Aim of the task :: Each record below should be repeated precisely as written.

== Data section ==

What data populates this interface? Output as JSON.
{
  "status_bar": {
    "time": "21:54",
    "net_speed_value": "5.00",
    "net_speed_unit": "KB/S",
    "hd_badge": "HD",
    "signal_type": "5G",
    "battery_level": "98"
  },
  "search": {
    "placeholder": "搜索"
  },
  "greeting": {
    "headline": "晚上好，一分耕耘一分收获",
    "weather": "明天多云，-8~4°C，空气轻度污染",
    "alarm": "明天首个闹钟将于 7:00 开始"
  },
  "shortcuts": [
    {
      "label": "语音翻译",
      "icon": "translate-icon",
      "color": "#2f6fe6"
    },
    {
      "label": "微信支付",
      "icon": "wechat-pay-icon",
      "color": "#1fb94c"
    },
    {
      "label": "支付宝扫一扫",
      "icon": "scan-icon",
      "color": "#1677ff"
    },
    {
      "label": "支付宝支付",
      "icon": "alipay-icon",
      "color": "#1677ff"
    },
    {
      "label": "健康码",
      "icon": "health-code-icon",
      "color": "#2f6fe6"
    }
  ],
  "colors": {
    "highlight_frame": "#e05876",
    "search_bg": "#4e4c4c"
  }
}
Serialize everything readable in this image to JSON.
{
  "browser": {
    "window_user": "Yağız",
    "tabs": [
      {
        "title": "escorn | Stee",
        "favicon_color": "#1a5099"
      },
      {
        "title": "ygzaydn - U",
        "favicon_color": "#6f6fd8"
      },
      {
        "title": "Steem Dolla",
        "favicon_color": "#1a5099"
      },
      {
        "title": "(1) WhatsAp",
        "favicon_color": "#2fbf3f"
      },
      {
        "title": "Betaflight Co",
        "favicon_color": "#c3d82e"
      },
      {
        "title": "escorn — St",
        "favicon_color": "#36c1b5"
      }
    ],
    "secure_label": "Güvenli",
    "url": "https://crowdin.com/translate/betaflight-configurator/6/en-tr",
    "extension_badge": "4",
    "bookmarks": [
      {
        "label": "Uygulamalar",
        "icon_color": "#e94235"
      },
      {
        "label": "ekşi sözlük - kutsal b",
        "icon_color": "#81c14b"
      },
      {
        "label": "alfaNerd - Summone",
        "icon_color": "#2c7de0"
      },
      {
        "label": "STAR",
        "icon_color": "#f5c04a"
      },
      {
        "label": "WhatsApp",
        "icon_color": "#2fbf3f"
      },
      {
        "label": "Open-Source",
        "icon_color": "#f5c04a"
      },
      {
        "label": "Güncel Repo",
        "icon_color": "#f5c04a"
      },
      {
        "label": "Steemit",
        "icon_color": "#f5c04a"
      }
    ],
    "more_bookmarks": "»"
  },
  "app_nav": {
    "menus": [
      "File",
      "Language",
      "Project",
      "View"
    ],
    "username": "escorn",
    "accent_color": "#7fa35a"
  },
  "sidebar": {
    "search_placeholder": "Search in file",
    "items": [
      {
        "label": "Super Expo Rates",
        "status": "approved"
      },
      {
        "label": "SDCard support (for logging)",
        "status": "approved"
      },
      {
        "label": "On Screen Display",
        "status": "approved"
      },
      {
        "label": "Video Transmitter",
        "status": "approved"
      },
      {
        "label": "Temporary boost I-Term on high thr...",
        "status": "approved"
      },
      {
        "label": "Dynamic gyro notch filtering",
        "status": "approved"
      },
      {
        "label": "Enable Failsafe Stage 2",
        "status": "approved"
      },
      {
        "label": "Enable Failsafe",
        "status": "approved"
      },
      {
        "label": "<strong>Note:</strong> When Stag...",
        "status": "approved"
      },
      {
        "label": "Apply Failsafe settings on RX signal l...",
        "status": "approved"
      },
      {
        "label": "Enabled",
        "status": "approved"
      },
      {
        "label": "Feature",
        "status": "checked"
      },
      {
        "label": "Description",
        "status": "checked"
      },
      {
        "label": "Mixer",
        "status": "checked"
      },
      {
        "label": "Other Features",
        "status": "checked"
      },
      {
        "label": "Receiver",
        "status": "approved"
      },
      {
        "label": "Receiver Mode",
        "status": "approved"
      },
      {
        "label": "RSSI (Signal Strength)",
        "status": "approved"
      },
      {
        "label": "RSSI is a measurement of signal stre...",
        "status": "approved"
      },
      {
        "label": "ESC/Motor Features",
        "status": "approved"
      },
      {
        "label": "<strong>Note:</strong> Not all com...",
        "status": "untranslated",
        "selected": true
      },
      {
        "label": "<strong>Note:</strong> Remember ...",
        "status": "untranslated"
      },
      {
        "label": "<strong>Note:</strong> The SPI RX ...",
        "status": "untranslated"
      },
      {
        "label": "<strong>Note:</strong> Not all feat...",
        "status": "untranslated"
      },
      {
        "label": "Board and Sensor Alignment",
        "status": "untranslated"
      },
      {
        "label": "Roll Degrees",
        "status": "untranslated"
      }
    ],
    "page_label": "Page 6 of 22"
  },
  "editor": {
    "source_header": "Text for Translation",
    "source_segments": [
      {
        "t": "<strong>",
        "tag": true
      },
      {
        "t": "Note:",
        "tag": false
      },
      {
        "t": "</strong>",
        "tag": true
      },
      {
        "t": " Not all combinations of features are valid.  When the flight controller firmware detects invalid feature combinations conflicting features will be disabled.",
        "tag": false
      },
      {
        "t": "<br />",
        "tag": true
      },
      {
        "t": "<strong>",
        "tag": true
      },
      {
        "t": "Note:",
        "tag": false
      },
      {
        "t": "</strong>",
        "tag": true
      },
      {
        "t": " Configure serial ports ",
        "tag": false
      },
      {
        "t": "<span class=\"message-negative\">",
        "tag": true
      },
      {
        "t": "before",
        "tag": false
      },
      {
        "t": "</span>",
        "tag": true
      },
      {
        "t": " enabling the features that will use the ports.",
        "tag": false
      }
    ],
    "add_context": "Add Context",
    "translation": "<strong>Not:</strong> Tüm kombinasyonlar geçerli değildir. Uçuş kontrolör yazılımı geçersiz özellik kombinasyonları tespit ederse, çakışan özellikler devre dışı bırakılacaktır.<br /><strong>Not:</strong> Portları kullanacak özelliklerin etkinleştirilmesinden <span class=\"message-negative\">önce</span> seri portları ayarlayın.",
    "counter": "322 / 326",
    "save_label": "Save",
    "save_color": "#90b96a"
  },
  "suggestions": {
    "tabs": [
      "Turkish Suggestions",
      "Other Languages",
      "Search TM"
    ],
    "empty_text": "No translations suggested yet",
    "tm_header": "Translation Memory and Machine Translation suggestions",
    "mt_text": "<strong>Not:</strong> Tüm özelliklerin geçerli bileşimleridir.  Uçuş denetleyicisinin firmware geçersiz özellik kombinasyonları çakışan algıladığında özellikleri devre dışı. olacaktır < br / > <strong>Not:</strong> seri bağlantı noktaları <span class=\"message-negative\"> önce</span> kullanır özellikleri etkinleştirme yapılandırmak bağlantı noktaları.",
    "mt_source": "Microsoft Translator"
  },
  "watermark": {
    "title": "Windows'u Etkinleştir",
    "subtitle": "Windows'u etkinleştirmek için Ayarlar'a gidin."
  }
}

===

Task answer ::
What data populates this interface? Output as JSON.
{
  "status_bar": {
    "time": "21:54",
    "net_speed_value": "5.00",
    "net_speed_unit": "KB/S",
    "hd_badge": "HD",
    "signal_type": "5G",
    "battery_level": "98"
  },
  "search": {
    "placeholder": "搜索"
  },
  "greeting": {
    "headline": "晚上好，一分耕耘一分收获",
    "weather": "明天多云，-8~4°C，空气轻度污染",
    "alarm": "明天首个闹钟将于 7:00 开始"
  },
  "shortcuts": [
    {
      "label": "语音翻译",
      "icon": "translate-icon",
      "color": "#2f6fe6"
    },
    {
      "label": "微信支付",
      "icon": "wechat-pay-icon",
      "color": "#1fb94c"
    },
    {
      "label": "支付宝扫一扫",
      "icon": "scan-icon",
      "color": "#1677ff"
    },
    {
      "label": "支付宝支付",
      "icon": "alipay-icon",
      "color": "#1677ff"
    },
    {
      "label": "健康码",
      "icon": "health-code-icon",
      "color": "#2f6fe6"
    }
  ],
  "colors": {
    "highlight_frame": "#e05876",
    "search_bg": "#4e4c4c"
  }
}
Serialize everything readable in this image to JSON.
{
  "browser": {
    "window_user": "Yağız",
    "tabs": [
      {
        "title": "escorn | Stee",
        "favicon_color": "#1a5099"
      },
      {
        "title": "ygzaydn - U",
        "favicon_color": "#6f6fd8"
      },
      {
        "title": "Steem Dolla",
        "favicon_color": "#1a5099"
      },
      {
        "title": "(1) WhatsAp",
        "favicon_color": "#2fbf3f"
      },
      {
        "title": "Betaflight Co",
        "favicon_color": "#c3d82e"
      },
      {
        "title": "escorn — St",
        "favicon_color": "#36c1b5"
      }
    ],
    "secure_label": "Güvenli",
    "url": "https://crowdin.com/translate/betaflight-configurator/6/en-tr",
    "extension_badge": "4",
    "bookmarks": [
      {
        "label": "Uygulamalar",
        "icon_color": "#e94235"
      },
      {
        "label": "ekşi sözlük - kutsal b",
        "icon_color": "#81c14b"
      },
      {
        "label": "alfaNerd - Summone",
        "icon_color": "#2c7de0"
      },
      {
        "label": "STAR",
        "icon_color": "#f5c04a"
      },
      {
        "label": "WhatsApp",
        "icon_color": "#2fbf3f"
      },
      {
        "label": "Open-Source",
        "icon_color": "#f5c04a"
      },
      {
        "label": "Güncel Repo",
        "icon_color": "#f5c04a"
      },
      {
        "label": "Steemit",
        "icon_color": "#f5c04a"
      }
    ],
    "more_bookmarks": "»"
  },
  "app_nav": {
    "menus": [
      "File",
      "Language",
      "Project",
      "View"
    ],
    "username": "escorn",
    "accent_color": "#7fa35a"
  },
  "sidebar": {
    "search_placeholder": "Search in file",
    "items": [
      {
        "label": "Super Expo Rates",
        "status": "approved"
      },
      {
        "label": "SDCard support (for logging)",
        "status": "approved"
      },
      {
        "label": "On Screen Display",
        "status": "approved"
      },
      {
        "label": "Video Transmitter",
        "status": "approved"
      },
      {
        "label": "Temporary boost I-Term on high thr...",
        "status": "approved"
      },
      {
        "label": "Dynamic gyro notch filtering",
        "status": "approved"
      },
      {
        "label": "Enable Failsafe Stage 2",
        "status": "approved"
      },
      {
        "label": "Enable Failsafe",
        "status": "approved"
      },
      {
        "label": "<strong>Note:</strong> When Stag...",
        "status": "approved"
      },
      {
        "label": "Apply Failsafe settings on RX signal l...",
        "status": "approved"
      },
      {
        "label": "Enabled",
        "status": "approved"
      },
      {
        "label": "Feature",
        "status": "checked"
      },
      {
        "label": "Description",
        "status": "checked"
      },
      {
        "label": "Mixer",
        "status": "checked"
      },
      {
        "label": "Other Features",
        "status": "checked"
      },
      {
        "label": "Receiver",
        "status": "approved"
      },
      {
        "label": "Receiver Mode",
        "status": "approved"
      },
      {
        "label": "RSSI (Signal Strength)",
        "status": "approved"
      },
      {
        "label": "RSSI is a measurement of signal stre...",
        "status": "approved"
      },
      {
        "label": "ESC/Motor Features",
        "status": "approved"
      },
      {
        "label": "<strong>Note:</strong> Not all com...",
        "status": "untranslated",
        "selected": true
      },
      {
        "label": "<strong>Note:</strong> Remember ...",
        "status": "untranslated"
      },
      {
        "label": "<strong>Note:</strong> The SPI RX ...",
        "status": "untranslated"
      },
      {
        "label": "<strong>Note:</strong> Not all feat...",
        "status": "untranslated"
      },
      {
        "label": "Board and Sensor Alignment",
        "status": "untranslated"
      },
      {
        "label": "Roll Degrees",
        "status": "untranslated"
      }
    ],
    "page_label": "Page 6 of 22"
  },
  "editor": {
    "source_header": "Text for Translation",
    "source_segments": [
      {
        "t": "<strong>",
        "tag": true
      },
      {
        "t": "Note:",
        "tag": false
      },
      {
        "t": "</strong>",
        "tag": true
      },
      {
        "t": " Not all combinations of features are valid.  When the flight controller firmware detects invalid feature combinations conflicting features will be disabled.",
        "tag": false
      },
      {
        "t": "<br />",
        "tag": true
      },
      {
        "t": "<strong>",
        "tag": true
      },
      {
        "t": "Note:",
        "tag": false
      },
      {
        "t": "</strong>",
        "tag": true
      },
      {
        "t": " Configure serial ports ",
        "tag": false
      },
      {
        "t": "<span class=\"message-negative\">",
        "tag": true
      },
      {
        "t": "before",
        "tag": false
      },
      {
        "t": "</span>",
        "tag": true
      },
      {
        "t": " enabling the features that will use the ports.",
        "tag": false
      }
    ],
    "add_context": "Add Context",
    "translation": "<strong>Not:</strong> Tüm kombinasyonlar geçerli değildir. Uçuş kontrolör yazılımı geçersiz özellik kombinasyonları tespit ederse, çakışan özellikler devre dışı bırakılacaktır.<br /><strong>Not:</strong> Portları kullanacak özelliklerin etkinleştirilmesinden <span class=\"message-negative\">önce</span> seri portları ayarlayın.",
    "counter": "322 / 326",
    "save_label": "Save",
    "save_color": "#90b96a"
  },
  "suggestions": {
    "tabs": [
      "Turkish Suggestions",
      "Other Languages",
      "Search TM"
    ],
    "empty_text": "No translations suggested yet",
    "tm_header": "Translation Memory and Machine Translation suggestions",
    "mt_text": "<strong>Not:</strong> Tüm özelliklerin geçerli bileşimleridir.  Uçuş denetleyicisinin firmware geçersiz özellik kombinasyonları çakışan algıladığında özellikleri devre dışı. olacaktır < br / > <strong>Not:</strong> seri bağlantı noktaları <span class=\"message-negative\"> önce</span> kullanır özellikleri etkinleştirme yapılandırmak bağlantı noktaları.",
    "mt_source": "Microsoft Translator"
  },
  "watermark": {
    "title": "Windows'u Etkinleştir",
    "subtitle": "Windows'u etkinleştirmek için Ayarlar'a gidin."
  }
}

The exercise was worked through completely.